Stored records:

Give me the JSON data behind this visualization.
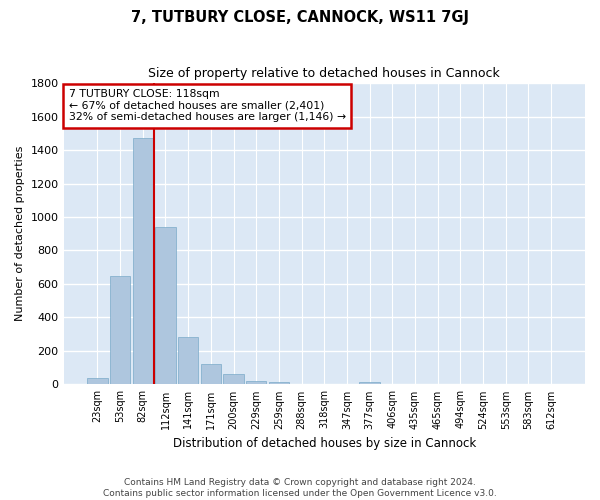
{
  "title": "7, TUTBURY CLOSE, CANNOCK, WS11 7GJ",
  "subtitle": "Size of property relative to detached houses in Cannock",
  "xlabel": "Distribution of detached houses by size in Cannock",
  "ylabel": "Number of detached properties",
  "footer_line1": "Contains HM Land Registry data © Crown copyright and database right 2024.",
  "footer_line2": "Contains public sector information licensed under the Open Government Licence v3.0.",
  "categories": [
    "23sqm",
    "53sqm",
    "82sqm",
    "112sqm",
    "141sqm",
    "171sqm",
    "200sqm",
    "229sqm",
    "259sqm",
    "288sqm",
    "318sqm",
    "347sqm",
    "377sqm",
    "406sqm",
    "435sqm",
    "465sqm",
    "494sqm",
    "524sqm",
    "553sqm",
    "583sqm",
    "612sqm"
  ],
  "values": [
    38,
    648,
    1474,
    940,
    285,
    125,
    62,
    22,
    12,
    0,
    0,
    0,
    12,
    0,
    0,
    0,
    0,
    0,
    0,
    0,
    0
  ],
  "bar_color": "#aec6de",
  "bar_edge_color": "#7aaac8",
  "background_color": "#dce8f5",
  "grid_color": "#ffffff",
  "fig_background": "#ffffff",
  "annotation_box_color": "#cc0000",
  "property_line_color": "#cc0000",
  "annotation_text_line1": "7 TUTBURY CLOSE: 118sqm",
  "annotation_text_line2": "← 67% of detached houses are smaller (2,401)",
  "annotation_text_line3": "32% of semi-detached houses are larger (1,146) →",
  "ylim": [
    0,
    1800
  ],
  "yticks": [
    0,
    200,
    400,
    600,
    800,
    1000,
    1200,
    1400,
    1600,
    1800
  ],
  "property_line_index": 3
}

Written problem: Set each line of the records down exactly, leaving every picture out.

Task output:
Give me the JSON data behind this visualization.
{
  "title": "7, TUTBURY CLOSE, CANNOCK, WS11 7GJ",
  "subtitle": "Size of property relative to detached houses in Cannock",
  "xlabel": "Distribution of detached houses by size in Cannock",
  "ylabel": "Number of detached properties",
  "footer_line1": "Contains HM Land Registry data © Crown copyright and database right 2024.",
  "footer_line2": "Contains public sector information licensed under the Open Government Licence v3.0.",
  "categories": [
    "23sqm",
    "53sqm",
    "82sqm",
    "112sqm",
    "141sqm",
    "171sqm",
    "200sqm",
    "229sqm",
    "259sqm",
    "288sqm",
    "318sqm",
    "347sqm",
    "377sqm",
    "406sqm",
    "435sqm",
    "465sqm",
    "494sqm",
    "524sqm",
    "553sqm",
    "583sqm",
    "612sqm"
  ],
  "values": [
    38,
    648,
    1474,
    940,
    285,
    125,
    62,
    22,
    12,
    0,
    0,
    0,
    12,
    0,
    0,
    0,
    0,
    0,
    0,
    0,
    0
  ],
  "bar_color": "#aec6de",
  "bar_edge_color": "#7aaac8",
  "background_color": "#dce8f5",
  "grid_color": "#ffffff",
  "fig_background": "#ffffff",
  "annotation_box_color": "#cc0000",
  "property_line_color": "#cc0000",
  "annotation_text_line1": "7 TUTBURY CLOSE: 118sqm",
  "annotation_text_line2": "← 67% of detached houses are smaller (2,401)",
  "annotation_text_line3": "32% of semi-detached houses are larger (1,146) →",
  "ylim": [
    0,
    1800
  ],
  "yticks": [
    0,
    200,
    400,
    600,
    800,
    1000,
    1200,
    1400,
    1600,
    1800
  ],
  "property_line_index": 3
}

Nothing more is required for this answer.